Set task » In the data that follows, count every line holding the string "Payments" and give the count alone.

________________________

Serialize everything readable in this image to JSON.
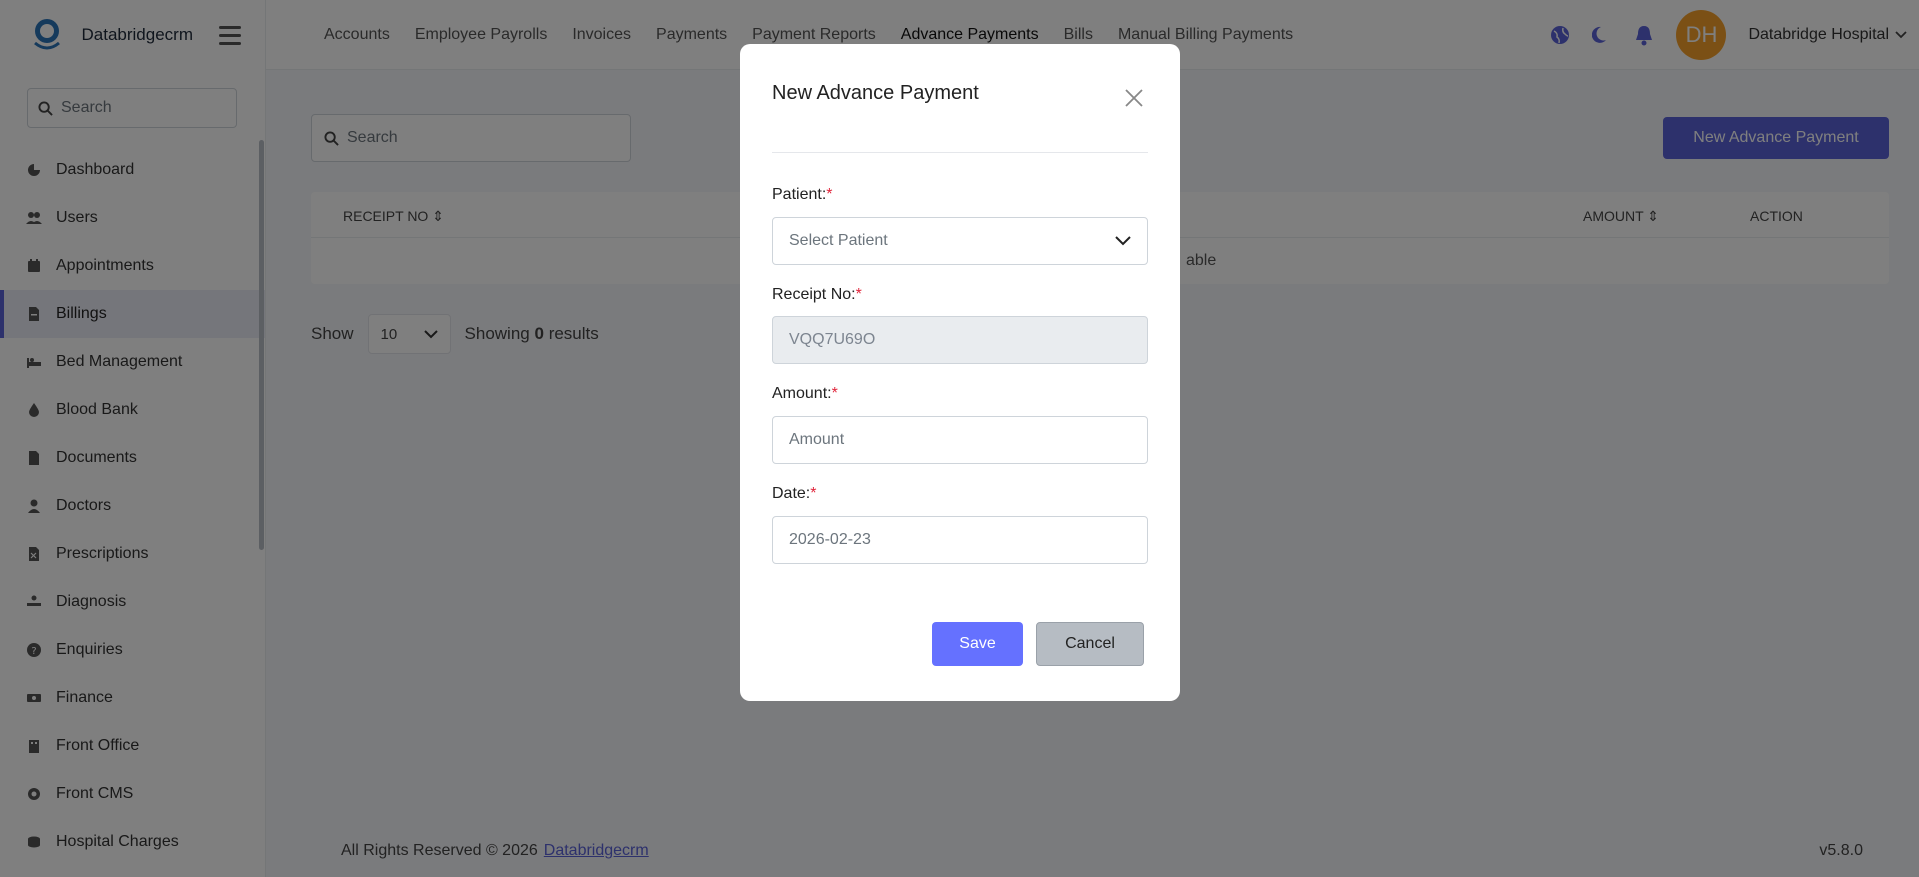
{
  "brand": {
    "name": "Databridgecrm"
  },
  "sidebar": {
    "search_placeholder": "Search",
    "items": [
      {
        "label": "Dashboard",
        "icon": "dashboard-icon"
      },
      {
        "label": "Users",
        "icon": "users-icon"
      },
      {
        "label": "Appointments",
        "icon": "calendar-icon"
      },
      {
        "label": "Billings",
        "icon": "file-invoice-icon",
        "active": true
      },
      {
        "label": "Bed Management",
        "icon": "bed-icon"
      },
      {
        "label": "Blood Bank",
        "icon": "blood-drop-icon"
      },
      {
        "label": "Documents",
        "icon": "document-icon"
      },
      {
        "label": "Doctors",
        "icon": "doctor-icon"
      },
      {
        "label": "Prescriptions",
        "icon": "prescription-icon"
      },
      {
        "label": "Diagnosis",
        "icon": "diagnosis-icon"
      },
      {
        "label": "Enquiries",
        "icon": "question-icon"
      },
      {
        "label": "Finance",
        "icon": "money-icon"
      },
      {
        "label": "Front Office",
        "icon": "building-icon"
      },
      {
        "label": "Front CMS",
        "icon": "gear-icon"
      },
      {
        "label": "Hospital Charges",
        "icon": "coins-icon"
      }
    ]
  },
  "topnav": {
    "links": [
      {
        "label": "Accounts"
      },
      {
        "label": "Employee Payrolls"
      },
      {
        "label": "Invoices"
      },
      {
        "label": "Payments"
      },
      {
        "label": "Payment Reports"
      },
      {
        "label": "Advance Payments",
        "active": true
      },
      {
        "label": "Bills"
      },
      {
        "label": "Manual Billing Payments"
      }
    ],
    "avatar_initials": "DH",
    "user_name": "Databridge Hospital"
  },
  "content": {
    "search_placeholder": "Search",
    "new_button": "New Advance Payment",
    "table": {
      "columns": [
        "RECEIPT NO",
        "AMOUNT",
        "ACTION"
      ],
      "empty_text_visible": "able"
    },
    "pager": {
      "show_label": "Show",
      "per_page": "10",
      "showing_prefix": "Showing",
      "showing_count": "0",
      "showing_suffix": "results"
    }
  },
  "footer": {
    "text": "All Rights Reserved © 2026",
    "link": "Databridgecrm",
    "version": "v5.8.0"
  },
  "modal": {
    "title": "New Advance Payment",
    "patient_label": "Patient:",
    "patient_placeholder": "Select Patient",
    "receipt_label": "Receipt No:",
    "receipt_value": "VQQ7U69O",
    "amount_label": "Amount:",
    "amount_placeholder": "Amount",
    "date_label": "Date:",
    "date_value": "2026-02-23",
    "required_mark": "*",
    "save_label": "Save",
    "cancel_label": "Cancel"
  },
  "colors": {
    "accent": "#5b63d9",
    "save": "#6571ff",
    "avatar": "#f6a12a",
    "required": "#e0243a"
  }
}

________________________

Solution to the problem » 3